- _Your task_: Quote the listing below in its entirety.

- _Records supplied_:

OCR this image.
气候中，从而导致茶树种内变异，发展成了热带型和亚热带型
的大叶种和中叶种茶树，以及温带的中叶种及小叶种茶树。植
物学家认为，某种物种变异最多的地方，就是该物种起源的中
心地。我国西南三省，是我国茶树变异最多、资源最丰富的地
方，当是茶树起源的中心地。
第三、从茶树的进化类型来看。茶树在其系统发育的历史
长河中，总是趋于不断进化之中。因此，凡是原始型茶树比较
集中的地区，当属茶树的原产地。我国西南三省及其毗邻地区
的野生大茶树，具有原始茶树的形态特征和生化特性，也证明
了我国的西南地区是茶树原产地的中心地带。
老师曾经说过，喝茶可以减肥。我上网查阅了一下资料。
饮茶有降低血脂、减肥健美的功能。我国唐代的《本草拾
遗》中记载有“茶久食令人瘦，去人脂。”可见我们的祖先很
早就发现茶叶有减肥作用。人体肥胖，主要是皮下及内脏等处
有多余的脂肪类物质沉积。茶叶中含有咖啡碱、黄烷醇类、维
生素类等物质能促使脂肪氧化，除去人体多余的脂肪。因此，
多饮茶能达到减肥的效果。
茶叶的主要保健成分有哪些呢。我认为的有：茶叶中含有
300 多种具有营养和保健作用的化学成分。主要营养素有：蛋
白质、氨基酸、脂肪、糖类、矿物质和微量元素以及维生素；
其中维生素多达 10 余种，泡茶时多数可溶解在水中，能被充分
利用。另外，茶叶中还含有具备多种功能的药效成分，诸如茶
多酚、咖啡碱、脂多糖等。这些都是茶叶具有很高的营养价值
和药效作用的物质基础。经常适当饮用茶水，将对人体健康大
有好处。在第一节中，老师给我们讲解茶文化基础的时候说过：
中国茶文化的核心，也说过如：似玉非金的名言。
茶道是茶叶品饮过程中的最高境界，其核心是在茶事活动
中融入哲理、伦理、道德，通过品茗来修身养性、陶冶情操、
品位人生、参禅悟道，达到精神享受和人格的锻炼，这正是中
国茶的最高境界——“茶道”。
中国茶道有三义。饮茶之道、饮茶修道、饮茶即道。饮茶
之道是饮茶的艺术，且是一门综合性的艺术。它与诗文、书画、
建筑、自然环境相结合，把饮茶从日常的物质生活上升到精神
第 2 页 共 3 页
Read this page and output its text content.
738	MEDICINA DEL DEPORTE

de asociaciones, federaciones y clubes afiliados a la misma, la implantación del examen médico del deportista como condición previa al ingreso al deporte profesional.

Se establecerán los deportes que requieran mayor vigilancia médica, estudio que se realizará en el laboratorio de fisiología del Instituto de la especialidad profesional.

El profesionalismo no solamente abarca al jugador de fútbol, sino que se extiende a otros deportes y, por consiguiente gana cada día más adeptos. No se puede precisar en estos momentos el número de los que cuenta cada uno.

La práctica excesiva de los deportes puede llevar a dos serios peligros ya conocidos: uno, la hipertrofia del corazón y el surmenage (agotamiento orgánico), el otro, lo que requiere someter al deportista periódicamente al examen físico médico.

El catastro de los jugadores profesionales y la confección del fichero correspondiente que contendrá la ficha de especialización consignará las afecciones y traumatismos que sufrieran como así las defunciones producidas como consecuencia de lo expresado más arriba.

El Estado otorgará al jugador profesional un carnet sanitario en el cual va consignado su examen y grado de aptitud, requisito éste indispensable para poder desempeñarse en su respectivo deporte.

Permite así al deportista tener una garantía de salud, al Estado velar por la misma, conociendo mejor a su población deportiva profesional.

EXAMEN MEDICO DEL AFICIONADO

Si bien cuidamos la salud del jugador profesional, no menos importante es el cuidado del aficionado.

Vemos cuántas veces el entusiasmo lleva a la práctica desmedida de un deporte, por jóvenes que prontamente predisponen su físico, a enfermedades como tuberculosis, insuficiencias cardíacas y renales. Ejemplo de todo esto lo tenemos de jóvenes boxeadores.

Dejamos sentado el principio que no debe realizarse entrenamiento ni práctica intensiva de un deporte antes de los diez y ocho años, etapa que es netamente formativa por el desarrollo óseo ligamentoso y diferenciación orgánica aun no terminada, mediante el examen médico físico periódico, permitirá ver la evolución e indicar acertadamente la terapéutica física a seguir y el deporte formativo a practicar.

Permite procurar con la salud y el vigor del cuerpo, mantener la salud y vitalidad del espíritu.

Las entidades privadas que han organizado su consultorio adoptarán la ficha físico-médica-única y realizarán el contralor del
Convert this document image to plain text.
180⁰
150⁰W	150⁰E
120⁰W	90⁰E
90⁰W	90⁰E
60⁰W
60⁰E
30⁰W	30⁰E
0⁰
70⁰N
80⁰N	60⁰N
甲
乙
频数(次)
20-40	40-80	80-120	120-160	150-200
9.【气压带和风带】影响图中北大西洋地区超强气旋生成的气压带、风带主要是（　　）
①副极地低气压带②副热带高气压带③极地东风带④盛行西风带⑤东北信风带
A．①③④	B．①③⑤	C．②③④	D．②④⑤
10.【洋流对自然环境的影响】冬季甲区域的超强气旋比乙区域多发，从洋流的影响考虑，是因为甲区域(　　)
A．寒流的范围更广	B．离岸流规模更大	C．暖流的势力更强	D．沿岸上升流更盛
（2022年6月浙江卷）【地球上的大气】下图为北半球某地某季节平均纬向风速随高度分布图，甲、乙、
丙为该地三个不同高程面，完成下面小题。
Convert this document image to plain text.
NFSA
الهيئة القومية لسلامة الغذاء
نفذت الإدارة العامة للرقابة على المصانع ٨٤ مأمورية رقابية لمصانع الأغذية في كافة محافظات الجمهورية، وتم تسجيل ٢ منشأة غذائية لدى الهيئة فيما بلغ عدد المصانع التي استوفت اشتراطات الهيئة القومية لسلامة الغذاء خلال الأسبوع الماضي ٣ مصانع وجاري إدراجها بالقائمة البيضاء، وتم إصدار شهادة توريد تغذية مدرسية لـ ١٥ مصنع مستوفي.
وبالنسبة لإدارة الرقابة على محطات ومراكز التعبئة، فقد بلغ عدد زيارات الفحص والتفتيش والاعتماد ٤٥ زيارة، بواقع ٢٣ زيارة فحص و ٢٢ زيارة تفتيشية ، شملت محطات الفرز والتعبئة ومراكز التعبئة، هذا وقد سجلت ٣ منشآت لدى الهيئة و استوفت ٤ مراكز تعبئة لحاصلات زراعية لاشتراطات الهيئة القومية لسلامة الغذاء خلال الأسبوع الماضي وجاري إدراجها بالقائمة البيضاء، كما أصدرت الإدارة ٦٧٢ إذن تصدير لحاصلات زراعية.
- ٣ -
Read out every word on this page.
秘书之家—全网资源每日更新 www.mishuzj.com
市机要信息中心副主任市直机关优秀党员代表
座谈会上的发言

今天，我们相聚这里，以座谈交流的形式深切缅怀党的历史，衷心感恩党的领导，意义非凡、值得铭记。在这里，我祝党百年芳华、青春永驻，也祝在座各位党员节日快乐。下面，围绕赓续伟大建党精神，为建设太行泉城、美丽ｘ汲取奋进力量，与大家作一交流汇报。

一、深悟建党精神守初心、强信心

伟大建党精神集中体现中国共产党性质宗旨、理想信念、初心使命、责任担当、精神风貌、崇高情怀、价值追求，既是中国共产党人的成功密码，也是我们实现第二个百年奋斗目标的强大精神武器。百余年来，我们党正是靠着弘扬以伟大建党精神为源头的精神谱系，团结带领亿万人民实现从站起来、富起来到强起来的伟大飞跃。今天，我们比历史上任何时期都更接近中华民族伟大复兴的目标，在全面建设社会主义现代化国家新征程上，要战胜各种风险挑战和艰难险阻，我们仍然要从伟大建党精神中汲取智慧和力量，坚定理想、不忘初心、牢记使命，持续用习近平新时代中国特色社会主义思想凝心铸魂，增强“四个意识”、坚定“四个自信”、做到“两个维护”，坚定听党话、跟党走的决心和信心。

- _Full answer_:
OCR this image.
气候中，从而导致茶树种内变异，发展成了热带型和亚热带型
的大叶种和中叶种茶树，以及温带的中叶种及小叶种茶树。植
物学家认为，某种物种变异最多的地方，就是该物种起源的中
心地。我国西南三省，是我国茶树变异最多、资源最丰富的地
方，当是茶树起源的中心地。
第三、从茶树的进化类型来看。茶树在其系统发育的历史
长河中，总是趋于不断进化之中。因此，凡是原始型茶树比较
集中的地区，当属茶树的原产地。我国西南三省及其毗邻地区
的野生大茶树，具有原始茶树的形态特征和生化特性，也证明
了我国的西南地区是茶树原产地的中心地带。
老师曾经说过，喝茶可以减肥。我上网查阅了一下资料。
饮茶有降低血脂、减肥健美的功能。我国唐代的《本草拾
遗》中记载有“茶久食令人瘦，去人脂。”可见我们的祖先很
早就发现茶叶有减肥作用。人体肥胖，主要是皮下及内脏等处
有多余的脂肪类物质沉积。茶叶中含有咖啡碱、黄烷醇类、维
生素类等物质能促使脂肪氧化，除去人体多余的脂肪。因此，
多饮茶能达到减肥的效果。
茶叶的主要保健成分有哪些呢。我认为的有：茶叶中含有
300 多种具有营养和保健作用的化学成分。主要营养素有：蛋
白质、氨基酸、脂肪、糖类、矿物质和微量元素以及维生素；
其中维生素多达 10 余种，泡茶时多数可溶解在水中，能被充分
利用。另外，茶叶中还含有具备多种功能的药效成分，诸如茶
多酚、咖啡碱、脂多糖等。这些都是茶叶具有很高的营养价值
和药效作用的物质基础。经常适当饮用茶水，将对人体健康大
有好处。在第一节中，老师给我们讲解茶文化基础的时候说过：
中国茶文化的核心，也说过如：似玉非金的名言。
茶道是茶叶品饮过程中的最高境界，其核心是在茶事活动
中融入哲理、伦理、道德，通过品茗来修身养性、陶冶情操、
品位人生、参禅悟道，达到精神享受和人格的锻炼，这正是中
国茶的最高境界——“茶道”。
中国茶道有三义。饮茶之道、饮茶修道、饮茶即道。饮茶
之道是饮茶的艺术，且是一门综合性的艺术。它与诗文、书画、
建筑、自然环境相结合，把饮茶从日常的物质生活上升到精神
第 2 页 共 3 页
Read this page and output its text content.
738	MEDICINA DEL DEPORTE

de asociaciones, federaciones y clubes afiliados a la misma, la implantación del examen médico del deportista como condición previa al ingreso al deporte profesional.

Se establecerán los deportes que requieran mayor vigilancia médica, estudio que se realizará en el laboratorio de fisiología del Instituto de la especialidad profesional.

El profesionalismo no solamente abarca al jugador de fútbol, sino que se extiende a otros deportes y, por consiguiente gana cada día más adeptos. No se puede precisar en estos momentos el número de los que cuenta cada uno.

La práctica excesiva de los deportes puede llevar a dos serios peligros ya conocidos: uno, la hipertrofia del corazón y el surmenage (agotamiento orgánico), el otro, lo que requiere someter al deportista periódicamente al examen físico médico.

El catastro de los jugadores profesionales y la confección del fichero correspondiente que contendrá la ficha de especialización consignará las afecciones y traumatismos que sufrieran como así las defunciones producidas como consecuencia de lo expresado más arriba.

El Estado otorgará al jugador profesional un carnet sanitario en el cual va consignado su examen y grado de aptitud, requisito éste indispensable para poder desempeñarse en su respectivo deporte.

Permite así al deportista tener una garantía de salud, al Estado velar por la misma, conociendo mejor a su población deportiva profesional.

EXAMEN MEDICO DEL AFICIONADO

Si bien cuidamos la salud del jugador profesional, no menos importante es el cuidado del aficionado.

Vemos cuántas veces el entusiasmo lleva a la práctica desmedida de un deporte, por jóvenes que prontamente predisponen su físico, a enfermedades como tuberculosis, insuficiencias cardíacas y renales. Ejemplo de todo esto lo tenemos de jóvenes boxeadores.

Dejamos sentado el principio que no debe realizarse entrenamiento ni práctica intensiva de un deporte antes de los diez y ocho años, etapa que es netamente formativa por el desarrollo óseo ligamentoso y diferenciación orgánica aun no terminada, mediante el examen médico físico periódico, permitirá ver la evolución e indicar acertadamente la terapéutica física a seguir y el deporte formativo a practicar.

Permite procurar con la salud y el vigor del cuerpo, mantener la salud y vitalidad del espíritu.

Las entidades privadas que han organizado su consultorio adoptarán la ficha físico-médica-única y realizarán el contralor del
Convert this document image to plain text.
180⁰
150⁰W	150⁰E
120⁰W	90⁰E
90⁰W	90⁰E
60⁰W
60⁰E
30⁰W	30⁰E
0⁰
70⁰N
80⁰N	60⁰N
甲
乙
频数(次)
20-40	40-80	80-120	120-160	150-200
9.【气压带和风带】影响图中北大西洋地区超强气旋生成的气压带、风带主要是（　　）
①副极地低气压带②副热带高气压带③极地东风带④盛行西风带⑤东北信风带
A．①③④	B．①③⑤	C．②③④	D．②④⑤
10.【洋流对自然环境的影响】冬季甲区域的超强气旋比乙区域多发，从洋流的影响考虑，是因为甲区域(　　)
A．寒流的范围更广	B．离岸流规模更大	C．暖流的势力更强	D．沿岸上升流更盛
（2022年6月浙江卷）【地球上的大气】下图为北半球某地某季节平均纬向风速随高度分布图，甲、乙、
丙为该地三个不同高程面，完成下面小题。
Convert this document image to plain text.
NFSA
الهيئة القومية لسلامة الغذاء
نفذت الإدارة العامة للرقابة على المصانع ٨٤ مأمورية رقابية لمصانع الأغذية في كافة محافظات الجمهورية، وتم تسجيل ٢ منشأة غذائية لدى الهيئة فيما بلغ عدد المصانع التي استوفت اشتراطات الهيئة القومية لسلامة الغذاء خلال الأسبوع الماضي ٣ مصانع وجاري إدراجها بالقائمة البيضاء، وتم إصدار شهادة توريد تغذية مدرسية لـ ١٥ مصنع مستوفي.
وبالنسبة لإدارة الرقابة على محطات ومراكز التعبئة، فقد بلغ عدد زيارات الفحص والتفتيش والاعتماد ٤٥ زيارة، بواقع ٢٣ زيارة فحص و ٢٢ زيارة تفتيشية ، شملت محطات الفرز والتعبئة ومراكز التعبئة، هذا وقد سجلت ٣ منشآت لدى الهيئة و استوفت ٤ مراكز تعبئة لحاصلات زراعية لاشتراطات الهيئة القومية لسلامة الغذاء خلال الأسبوع الماضي وجاري إدراجها بالقائمة البيضاء، كما أصدرت الإدارة ٦٧٢ إذن تصدير لحاصلات زراعية.
- ٣ -
Read out every word on this page.
秘书之家—全网资源每日更新 www.mishuzj.com
市机要信息中心副主任市直机关优秀党员代表
座谈会上的发言

今天，我们相聚这里，以座谈交流的形式深切缅怀党的历史，衷心感恩党的领导，意义非凡、值得铭记。在这里，我祝党百年芳华、青春永驻，也祝在座各位党员节日快乐。下面，围绕赓续伟大建党精神，为建设太行泉城、美丽ｘ汲取奋进力量，与大家作一交流汇报。

一、深悟建党精神守初心、强信心

伟大建党精神集中体现中国共产党性质宗旨、理想信念、初心使命、责任担当、精神风貌、崇高情怀、价值追求，既是中国共产党人的成功密码，也是我们实现第二个百年奋斗目标的强大精神武器。百余年来，我们党正是靠着弘扬以伟大建党精神为源头的精神谱系，团结带领亿万人民实现从站起来、富起来到强起来的伟大飞跃。今天，我们比历史上任何时期都更接近中华民族伟大复兴的目标，在全面建设社会主义现代化国家新征程上，要战胜各种风险挑战和艰难险阻，我们仍然要从伟大建党精神中汲取智慧和力量，坚定理想、不忘初心、牢记使命，持续用习近平新时代中国特色社会主义思想凝心铸魂，增强“四个意识”、坚定“四个自信”、做到“两个维护”，坚定听党话、跟党走的决心和信心。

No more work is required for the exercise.